- **Objective**: Copy the records below exactly, leaving out every picture.

- **Material to process**:
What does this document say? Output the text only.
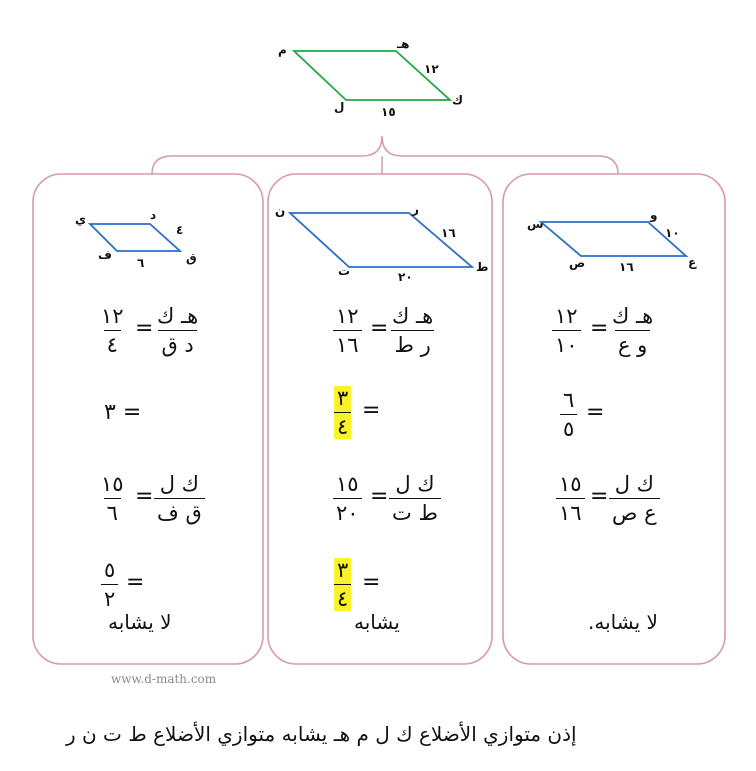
م	هـ
ك
ل
١٢
١٥
س
و
ع
ص
١٠
١٦
ن	ر
ط
ت
١٦
٢٠
ي	د
٤
ق
ف
٦
١٢
١٠
= هـ ك
و ع
٦
٥
=
١٥
١٦
= ك ل
ع ص
لا يشابه.
١٢
١٦
= هـ ك
ر ط
٣
٤
=
١٥
٢٠
= ك ل
ط ت
٣
٤
=
يشابه
١٢
٤
= هـ ك
د ق
= ٣
١٥
٦
= ك ل
ق ف
٥
٢
=
لا يشابه
www.d-math.com
إذن متوازي الأضلاع ك ل م هـ يشابه متوازي الأضلاع ط ت ن ر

- **Full output**:
What does this document say? Output the text only.
م	هـ
ك
ل
١٢
١٥
س
و
ع
ص
١٠
١٦
ن	ر
ط
ت
١٦
٢٠
ي	د
٤
ق
ف
٦
١٢
١٠
= هـ ك
و ع
٦
٥
=
١٥
١٦
= ك ل
ع ص
لا يشابه.
١٢
١٦
= هـ ك
ر ط
٣
٤
=
١٥
٢٠
= ك ل
ط ت
٣
٤
=
يشابه
١٢
٤
= هـ ك
د ق
= ٣
١٥
٦
= ك ل
ق ف
٥
٢
=
لا يشابه
www.d-math.com
إذن متوازي الأضلاع ك ل م هـ يشابه متوازي الأضلاع ط ت ن ر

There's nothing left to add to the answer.